>>>

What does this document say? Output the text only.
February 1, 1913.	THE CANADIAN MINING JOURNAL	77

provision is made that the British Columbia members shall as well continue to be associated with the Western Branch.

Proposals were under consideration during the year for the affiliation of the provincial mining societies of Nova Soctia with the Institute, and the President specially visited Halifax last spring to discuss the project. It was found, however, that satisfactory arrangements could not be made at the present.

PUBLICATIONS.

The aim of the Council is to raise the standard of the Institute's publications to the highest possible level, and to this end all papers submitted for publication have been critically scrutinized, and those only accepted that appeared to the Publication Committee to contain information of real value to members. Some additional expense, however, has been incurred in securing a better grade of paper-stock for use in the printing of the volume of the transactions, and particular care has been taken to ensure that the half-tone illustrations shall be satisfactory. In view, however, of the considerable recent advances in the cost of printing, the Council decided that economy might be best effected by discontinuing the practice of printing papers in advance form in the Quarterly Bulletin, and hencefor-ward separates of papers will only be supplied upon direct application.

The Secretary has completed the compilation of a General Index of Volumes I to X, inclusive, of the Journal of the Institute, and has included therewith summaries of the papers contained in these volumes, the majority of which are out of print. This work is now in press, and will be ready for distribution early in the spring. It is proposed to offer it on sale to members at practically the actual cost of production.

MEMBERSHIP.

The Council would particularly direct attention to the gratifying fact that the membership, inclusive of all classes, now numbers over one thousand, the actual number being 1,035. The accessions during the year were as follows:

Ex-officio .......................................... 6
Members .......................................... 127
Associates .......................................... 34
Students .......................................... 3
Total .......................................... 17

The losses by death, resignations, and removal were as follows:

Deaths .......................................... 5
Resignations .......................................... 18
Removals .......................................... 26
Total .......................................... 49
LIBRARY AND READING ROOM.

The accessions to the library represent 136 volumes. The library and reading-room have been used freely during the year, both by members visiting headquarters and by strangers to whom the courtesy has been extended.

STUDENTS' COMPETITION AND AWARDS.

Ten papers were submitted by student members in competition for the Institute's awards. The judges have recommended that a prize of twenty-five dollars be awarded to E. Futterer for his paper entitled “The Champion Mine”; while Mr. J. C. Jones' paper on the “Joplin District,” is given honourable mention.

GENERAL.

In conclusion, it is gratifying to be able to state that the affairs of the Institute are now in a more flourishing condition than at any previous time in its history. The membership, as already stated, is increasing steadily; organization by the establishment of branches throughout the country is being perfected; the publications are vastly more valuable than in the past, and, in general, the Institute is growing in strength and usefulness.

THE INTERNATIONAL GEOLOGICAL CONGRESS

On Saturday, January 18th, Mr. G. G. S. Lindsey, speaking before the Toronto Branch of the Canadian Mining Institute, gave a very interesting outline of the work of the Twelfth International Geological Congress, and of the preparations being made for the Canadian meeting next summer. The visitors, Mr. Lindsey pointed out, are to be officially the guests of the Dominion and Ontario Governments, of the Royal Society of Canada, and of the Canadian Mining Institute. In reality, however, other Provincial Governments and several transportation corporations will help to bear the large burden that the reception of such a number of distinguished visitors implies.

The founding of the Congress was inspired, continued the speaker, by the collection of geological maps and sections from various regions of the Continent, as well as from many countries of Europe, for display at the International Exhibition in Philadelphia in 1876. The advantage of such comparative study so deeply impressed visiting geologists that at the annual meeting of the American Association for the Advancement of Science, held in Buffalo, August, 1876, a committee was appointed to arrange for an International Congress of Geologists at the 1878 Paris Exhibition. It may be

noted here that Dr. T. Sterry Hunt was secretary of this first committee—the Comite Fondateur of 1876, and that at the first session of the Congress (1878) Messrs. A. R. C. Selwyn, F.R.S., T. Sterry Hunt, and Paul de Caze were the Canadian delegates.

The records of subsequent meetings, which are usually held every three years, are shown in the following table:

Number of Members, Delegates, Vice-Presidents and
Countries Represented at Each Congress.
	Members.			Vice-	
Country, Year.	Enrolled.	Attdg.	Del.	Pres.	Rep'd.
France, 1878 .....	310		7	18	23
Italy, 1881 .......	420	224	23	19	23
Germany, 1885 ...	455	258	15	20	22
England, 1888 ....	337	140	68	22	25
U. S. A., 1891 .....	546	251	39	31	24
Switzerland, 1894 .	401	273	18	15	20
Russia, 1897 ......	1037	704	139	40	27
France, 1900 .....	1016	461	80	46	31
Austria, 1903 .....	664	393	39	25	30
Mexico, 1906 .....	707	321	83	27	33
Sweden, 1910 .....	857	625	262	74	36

<<<
>>>

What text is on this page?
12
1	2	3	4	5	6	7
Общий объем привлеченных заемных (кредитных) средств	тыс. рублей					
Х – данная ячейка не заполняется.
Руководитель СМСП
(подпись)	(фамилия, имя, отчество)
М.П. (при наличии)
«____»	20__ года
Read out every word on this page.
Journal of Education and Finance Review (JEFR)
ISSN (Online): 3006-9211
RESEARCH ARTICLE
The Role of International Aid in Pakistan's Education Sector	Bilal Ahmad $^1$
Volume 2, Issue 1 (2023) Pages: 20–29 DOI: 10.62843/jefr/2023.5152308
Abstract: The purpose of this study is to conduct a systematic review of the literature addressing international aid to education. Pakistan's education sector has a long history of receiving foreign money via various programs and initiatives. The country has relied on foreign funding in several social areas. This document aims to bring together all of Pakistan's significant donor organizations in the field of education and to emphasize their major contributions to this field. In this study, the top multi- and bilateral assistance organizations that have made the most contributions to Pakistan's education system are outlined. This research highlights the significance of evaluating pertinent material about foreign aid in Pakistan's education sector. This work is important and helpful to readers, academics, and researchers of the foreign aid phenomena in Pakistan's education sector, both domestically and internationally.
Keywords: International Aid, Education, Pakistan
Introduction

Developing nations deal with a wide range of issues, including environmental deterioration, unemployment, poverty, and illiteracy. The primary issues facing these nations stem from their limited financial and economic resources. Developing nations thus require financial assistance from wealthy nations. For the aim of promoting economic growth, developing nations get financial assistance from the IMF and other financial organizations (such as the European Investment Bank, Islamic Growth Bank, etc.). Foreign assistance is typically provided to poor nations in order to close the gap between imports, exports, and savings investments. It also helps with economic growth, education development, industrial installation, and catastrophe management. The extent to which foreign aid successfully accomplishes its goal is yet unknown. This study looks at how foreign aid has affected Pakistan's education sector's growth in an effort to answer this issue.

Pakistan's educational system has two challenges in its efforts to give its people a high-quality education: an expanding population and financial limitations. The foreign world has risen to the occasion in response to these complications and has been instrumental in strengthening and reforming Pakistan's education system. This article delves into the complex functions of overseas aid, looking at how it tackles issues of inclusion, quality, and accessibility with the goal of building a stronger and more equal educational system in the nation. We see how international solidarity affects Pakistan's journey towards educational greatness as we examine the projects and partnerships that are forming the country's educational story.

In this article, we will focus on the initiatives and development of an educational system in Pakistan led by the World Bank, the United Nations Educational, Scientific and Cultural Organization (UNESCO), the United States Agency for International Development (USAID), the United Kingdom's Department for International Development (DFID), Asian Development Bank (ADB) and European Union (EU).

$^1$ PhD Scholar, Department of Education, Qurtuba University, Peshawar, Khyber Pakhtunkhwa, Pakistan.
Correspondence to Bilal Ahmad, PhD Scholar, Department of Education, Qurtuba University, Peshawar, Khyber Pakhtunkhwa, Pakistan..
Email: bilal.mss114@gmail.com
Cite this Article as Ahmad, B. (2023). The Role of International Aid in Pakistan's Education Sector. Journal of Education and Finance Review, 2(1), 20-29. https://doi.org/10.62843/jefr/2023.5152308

<<<
>>>

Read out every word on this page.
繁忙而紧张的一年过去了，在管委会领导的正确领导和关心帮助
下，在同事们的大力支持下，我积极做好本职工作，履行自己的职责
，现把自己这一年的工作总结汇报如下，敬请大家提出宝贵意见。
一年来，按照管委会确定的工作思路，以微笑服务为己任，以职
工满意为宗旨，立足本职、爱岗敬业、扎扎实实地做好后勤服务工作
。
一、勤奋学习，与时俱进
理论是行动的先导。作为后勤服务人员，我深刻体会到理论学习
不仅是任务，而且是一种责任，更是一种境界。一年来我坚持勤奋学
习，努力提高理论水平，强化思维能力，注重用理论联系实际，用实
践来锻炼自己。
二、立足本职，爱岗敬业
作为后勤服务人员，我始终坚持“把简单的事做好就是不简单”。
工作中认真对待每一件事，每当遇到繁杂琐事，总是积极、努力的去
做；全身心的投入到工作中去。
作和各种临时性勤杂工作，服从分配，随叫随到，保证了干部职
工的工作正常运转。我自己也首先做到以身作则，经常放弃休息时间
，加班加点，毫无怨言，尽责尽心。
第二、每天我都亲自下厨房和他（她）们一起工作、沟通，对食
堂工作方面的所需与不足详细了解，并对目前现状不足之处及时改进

<<<

Task goal —
Extract from the data every line where "Finance" shows up.

Problem solution —
Journal of Education and Finance Review (JEFR)
Cite this Article as Ahmad, B. (2023). The Role of International Aid in Pakistan's Education Sector. Journal of Education and Finance Review, 2(1), 20-29. https://doi.org/10.62843/jefr/2023.5152308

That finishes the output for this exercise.